▶

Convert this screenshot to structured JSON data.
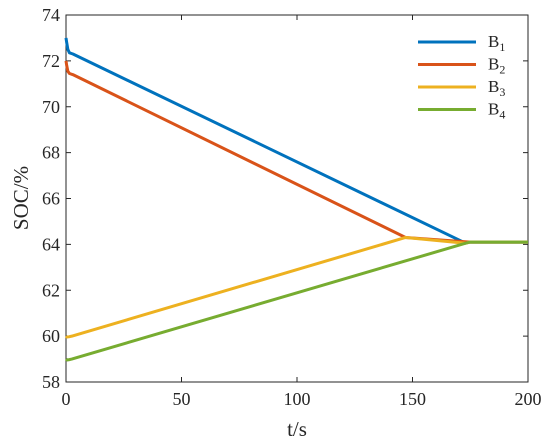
{
  "chart_data": {
    "type": "line",
    "title": "",
    "xlabel": "t/s",
    "ylabel": "SOC/%",
    "xlim": [
      0,
      200
    ],
    "ylim": [
      58,
      74
    ],
    "xticks": [
      0,
      50,
      100,
      150,
      200
    ],
    "yticks": [
      58,
      60,
      62,
      64,
      66,
      68,
      70,
      72,
      74
    ],
    "grid": false,
    "legend_position": "top-right",
    "series": [
      {
        "name": "B",
        "subscript": "1",
        "color": "#0072BD",
        "x": [
          0,
          0.3,
          0.8,
          1.5,
          3,
          172,
          175,
          200
        ],
        "y": [
          73.0,
          72.8,
          72.5,
          72.35,
          72.3,
          64.1,
          64.1,
          64.1
        ]
      },
      {
        "name": "B",
        "subscript": "2",
        "color": "#D95319",
        "x": [
          0,
          0.3,
          0.8,
          1.5,
          3,
          147,
          175,
          200
        ],
        "y": [
          72.0,
          71.8,
          71.55,
          71.45,
          71.4,
          64.3,
          64.1,
          64.1
        ]
      },
      {
        "name": "B",
        "subscript": "3",
        "color": "#EDB120",
        "x": [
          0,
          0.4,
          1.2,
          2.5,
          147,
          173,
          175,
          200
        ],
        "y": [
          60.0,
          59.96,
          59.97,
          60.0,
          64.3,
          64.05,
          64.1,
          64.1
        ]
      },
      {
        "name": "B",
        "subscript": "4",
        "color": "#77AC30",
        "x": [
          0,
          0.4,
          1.2,
          2.5,
          173,
          175,
          200
        ],
        "y": [
          59.0,
          58.96,
          58.97,
          59.0,
          64.05,
          64.1,
          64.1
        ]
      }
    ]
  }
}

◀

TASK TO COMPLETE >>
All the records above need to be given again word for word. Skip the pictures.

THE ANSWER >>
Convert this screenshot to structured JSON data.
{
  "chart_data": {
    "type": "line",
    "title": "",
    "xlabel": "t/s",
    "ylabel": "SOC/%",
    "xlim": [
      0,
      200
    ],
    "ylim": [
      58,
      74
    ],
    "xticks": [
      0,
      50,
      100,
      150,
      200
    ],
    "yticks": [
      58,
      60,
      62,
      64,
      66,
      68,
      70,
      72,
      74
    ],
    "grid": false,
    "legend_position": "top-right",
    "series": [
      {
        "name": "B",
        "subscript": "1",
        "color": "#0072BD",
        "x": [
          0,
          0.3,
          0.8,
          1.5,
          3,
          172,
          175,
          200
        ],
        "y": [
          73.0,
          72.8,
          72.5,
          72.35,
          72.3,
          64.1,
          64.1,
          64.1
        ]
      },
      {
        "name": "B",
        "subscript": "2",
        "color": "#D95319",
        "x": [
          0,
          0.3,
          0.8,
          1.5,
          3,
          147,
          175,
          200
        ],
        "y": [
          72.0,
          71.8,
          71.55,
          71.45,
          71.4,
          64.3,
          64.1,
          64.1
        ]
      },
      {
        "name": "B",
        "subscript": "3",
        "color": "#EDB120",
        "x": [
          0,
          0.4,
          1.2,
          2.5,
          147,
          173,
          175,
          200
        ],
        "y": [
          60.0,
          59.96,
          59.97,
          60.0,
          64.3,
          64.05,
          64.1,
          64.1
        ]
      },
      {
        "name": "B",
        "subscript": "4",
        "color": "#77AC30",
        "x": [
          0,
          0.4,
          1.2,
          2.5,
          173,
          175,
          200
        ],
        "y": [
          59.0,
          58.96,
          58.97,
          59.0,
          64.05,
          64.1,
          64.1
        ]
      }
    ]
  }
}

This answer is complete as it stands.